• _Given exercise_
Each line of the listing that contains the word "screenshot" is to be copied.

• _Material for this task_
──────
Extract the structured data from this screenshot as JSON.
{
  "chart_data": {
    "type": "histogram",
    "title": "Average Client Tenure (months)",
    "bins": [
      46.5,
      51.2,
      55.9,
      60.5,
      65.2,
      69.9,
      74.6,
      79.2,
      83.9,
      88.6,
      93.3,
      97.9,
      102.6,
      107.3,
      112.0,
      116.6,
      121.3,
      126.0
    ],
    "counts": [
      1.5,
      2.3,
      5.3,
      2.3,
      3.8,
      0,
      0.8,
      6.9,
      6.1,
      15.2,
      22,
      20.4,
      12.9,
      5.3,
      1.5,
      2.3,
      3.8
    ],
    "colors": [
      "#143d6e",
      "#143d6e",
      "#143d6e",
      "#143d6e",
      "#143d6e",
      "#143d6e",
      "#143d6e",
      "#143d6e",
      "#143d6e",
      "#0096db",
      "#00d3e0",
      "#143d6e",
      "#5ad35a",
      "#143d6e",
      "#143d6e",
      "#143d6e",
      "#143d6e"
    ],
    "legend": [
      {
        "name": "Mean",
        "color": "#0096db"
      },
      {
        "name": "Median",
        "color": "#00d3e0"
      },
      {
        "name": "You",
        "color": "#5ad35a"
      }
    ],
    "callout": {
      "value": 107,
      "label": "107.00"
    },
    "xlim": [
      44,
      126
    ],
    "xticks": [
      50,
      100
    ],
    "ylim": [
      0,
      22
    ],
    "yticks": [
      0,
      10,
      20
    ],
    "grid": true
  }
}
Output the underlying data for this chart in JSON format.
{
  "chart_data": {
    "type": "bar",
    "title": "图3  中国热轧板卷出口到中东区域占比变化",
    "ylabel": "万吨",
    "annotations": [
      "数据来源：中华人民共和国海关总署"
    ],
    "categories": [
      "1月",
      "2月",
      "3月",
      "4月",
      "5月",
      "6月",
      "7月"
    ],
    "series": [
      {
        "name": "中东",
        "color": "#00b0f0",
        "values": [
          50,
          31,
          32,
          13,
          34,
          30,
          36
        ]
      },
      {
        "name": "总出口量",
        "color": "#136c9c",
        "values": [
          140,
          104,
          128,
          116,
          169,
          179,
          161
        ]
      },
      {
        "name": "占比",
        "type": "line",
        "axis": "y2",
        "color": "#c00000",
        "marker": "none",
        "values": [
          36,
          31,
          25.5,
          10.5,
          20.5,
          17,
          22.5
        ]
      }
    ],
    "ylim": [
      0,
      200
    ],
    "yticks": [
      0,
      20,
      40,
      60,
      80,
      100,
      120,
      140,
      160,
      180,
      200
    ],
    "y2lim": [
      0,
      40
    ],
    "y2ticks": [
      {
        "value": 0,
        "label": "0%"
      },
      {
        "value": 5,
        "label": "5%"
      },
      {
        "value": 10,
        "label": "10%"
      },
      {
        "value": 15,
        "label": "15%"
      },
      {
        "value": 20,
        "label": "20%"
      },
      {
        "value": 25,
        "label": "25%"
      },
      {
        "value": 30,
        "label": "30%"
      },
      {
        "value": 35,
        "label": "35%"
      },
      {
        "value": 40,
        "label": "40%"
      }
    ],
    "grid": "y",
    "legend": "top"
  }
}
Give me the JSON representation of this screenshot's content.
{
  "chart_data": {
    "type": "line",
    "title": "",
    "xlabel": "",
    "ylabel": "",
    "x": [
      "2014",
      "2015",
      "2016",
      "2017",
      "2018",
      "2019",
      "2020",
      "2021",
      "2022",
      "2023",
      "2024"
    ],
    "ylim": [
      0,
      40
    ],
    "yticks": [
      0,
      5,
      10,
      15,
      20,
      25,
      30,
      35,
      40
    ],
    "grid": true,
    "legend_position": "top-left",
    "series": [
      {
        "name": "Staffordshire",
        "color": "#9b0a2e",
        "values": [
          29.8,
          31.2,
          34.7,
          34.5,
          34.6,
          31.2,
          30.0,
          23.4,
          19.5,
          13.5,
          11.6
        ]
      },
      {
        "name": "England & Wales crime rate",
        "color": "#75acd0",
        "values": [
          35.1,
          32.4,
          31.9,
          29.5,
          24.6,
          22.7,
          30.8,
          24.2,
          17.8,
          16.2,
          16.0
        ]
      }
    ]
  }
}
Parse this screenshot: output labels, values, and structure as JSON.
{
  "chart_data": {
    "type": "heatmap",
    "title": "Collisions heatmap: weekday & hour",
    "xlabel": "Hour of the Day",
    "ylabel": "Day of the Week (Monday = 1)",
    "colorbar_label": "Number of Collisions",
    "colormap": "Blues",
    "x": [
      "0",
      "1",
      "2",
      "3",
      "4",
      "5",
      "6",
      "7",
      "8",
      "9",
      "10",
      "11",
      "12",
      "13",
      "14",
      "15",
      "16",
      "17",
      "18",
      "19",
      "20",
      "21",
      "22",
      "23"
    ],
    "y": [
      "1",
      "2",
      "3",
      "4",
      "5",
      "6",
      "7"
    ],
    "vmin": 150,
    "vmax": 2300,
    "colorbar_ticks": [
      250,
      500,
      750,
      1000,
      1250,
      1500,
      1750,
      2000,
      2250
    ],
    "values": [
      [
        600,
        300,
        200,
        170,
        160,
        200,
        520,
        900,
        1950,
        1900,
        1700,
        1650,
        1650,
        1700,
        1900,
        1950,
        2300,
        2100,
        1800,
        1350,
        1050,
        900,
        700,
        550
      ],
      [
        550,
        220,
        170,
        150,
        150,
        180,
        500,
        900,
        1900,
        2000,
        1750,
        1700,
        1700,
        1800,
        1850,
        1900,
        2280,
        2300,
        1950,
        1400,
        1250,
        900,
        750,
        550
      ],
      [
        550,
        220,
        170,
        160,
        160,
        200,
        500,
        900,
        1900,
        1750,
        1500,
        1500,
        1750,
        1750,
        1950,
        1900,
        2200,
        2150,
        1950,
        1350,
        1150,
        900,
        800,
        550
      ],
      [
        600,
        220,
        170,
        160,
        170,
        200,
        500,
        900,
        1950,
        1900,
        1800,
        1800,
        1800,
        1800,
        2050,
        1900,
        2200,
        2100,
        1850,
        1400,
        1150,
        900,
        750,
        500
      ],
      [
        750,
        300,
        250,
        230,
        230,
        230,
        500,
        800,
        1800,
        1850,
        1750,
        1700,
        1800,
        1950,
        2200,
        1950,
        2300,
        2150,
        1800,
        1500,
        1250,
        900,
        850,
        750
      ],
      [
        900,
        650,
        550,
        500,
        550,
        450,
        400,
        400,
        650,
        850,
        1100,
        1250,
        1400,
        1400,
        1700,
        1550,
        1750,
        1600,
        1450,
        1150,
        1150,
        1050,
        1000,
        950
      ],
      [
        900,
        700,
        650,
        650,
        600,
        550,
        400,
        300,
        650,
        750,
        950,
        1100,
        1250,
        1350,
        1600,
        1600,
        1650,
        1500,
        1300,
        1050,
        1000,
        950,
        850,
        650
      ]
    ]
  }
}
──────
• _Reply to the exercise_
Extract the structured data from this screenshot as JSON.
Give me the JSON representation of this screenshot's content.
Parse this screenshot: output labels, values, and structure as JSON.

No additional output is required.